Determine the number of lines that contain the word "تقريب", then state that number and nothing more.
— begin —
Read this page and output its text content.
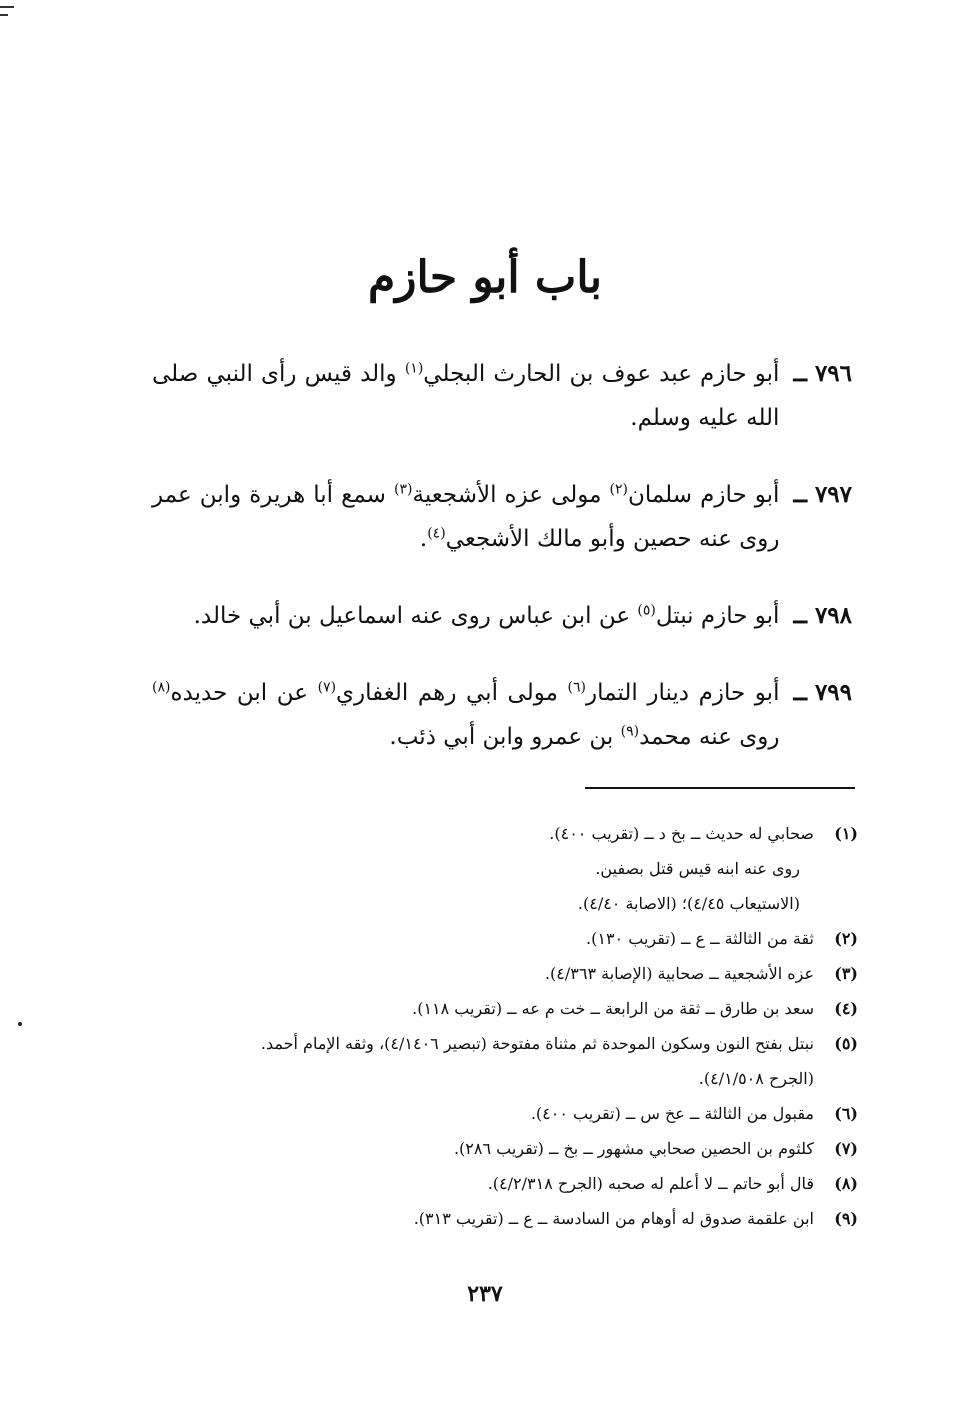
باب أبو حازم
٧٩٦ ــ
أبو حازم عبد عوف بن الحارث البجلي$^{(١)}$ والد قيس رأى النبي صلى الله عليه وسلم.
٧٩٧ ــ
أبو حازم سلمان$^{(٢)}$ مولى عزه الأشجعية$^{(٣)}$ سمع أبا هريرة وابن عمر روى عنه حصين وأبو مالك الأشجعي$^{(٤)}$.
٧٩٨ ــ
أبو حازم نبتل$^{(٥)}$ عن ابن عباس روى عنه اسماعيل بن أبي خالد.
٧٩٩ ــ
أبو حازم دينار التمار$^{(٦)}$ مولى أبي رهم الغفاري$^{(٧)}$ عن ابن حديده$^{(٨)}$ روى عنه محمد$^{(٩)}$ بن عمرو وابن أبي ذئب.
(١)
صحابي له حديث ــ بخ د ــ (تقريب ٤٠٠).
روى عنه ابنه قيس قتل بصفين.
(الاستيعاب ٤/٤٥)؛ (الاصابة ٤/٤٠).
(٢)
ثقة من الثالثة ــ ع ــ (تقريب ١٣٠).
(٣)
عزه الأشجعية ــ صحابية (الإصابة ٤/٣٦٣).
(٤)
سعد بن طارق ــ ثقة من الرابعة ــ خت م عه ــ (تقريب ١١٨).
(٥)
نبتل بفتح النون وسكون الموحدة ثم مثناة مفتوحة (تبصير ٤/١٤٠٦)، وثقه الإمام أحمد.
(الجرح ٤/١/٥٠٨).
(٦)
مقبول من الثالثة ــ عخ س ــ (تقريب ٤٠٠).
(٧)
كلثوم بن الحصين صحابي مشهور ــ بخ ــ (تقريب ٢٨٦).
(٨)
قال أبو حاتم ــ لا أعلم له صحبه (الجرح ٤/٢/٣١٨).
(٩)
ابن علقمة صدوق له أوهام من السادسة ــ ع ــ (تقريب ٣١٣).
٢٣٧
— end —
● **Solution for this exercise**
6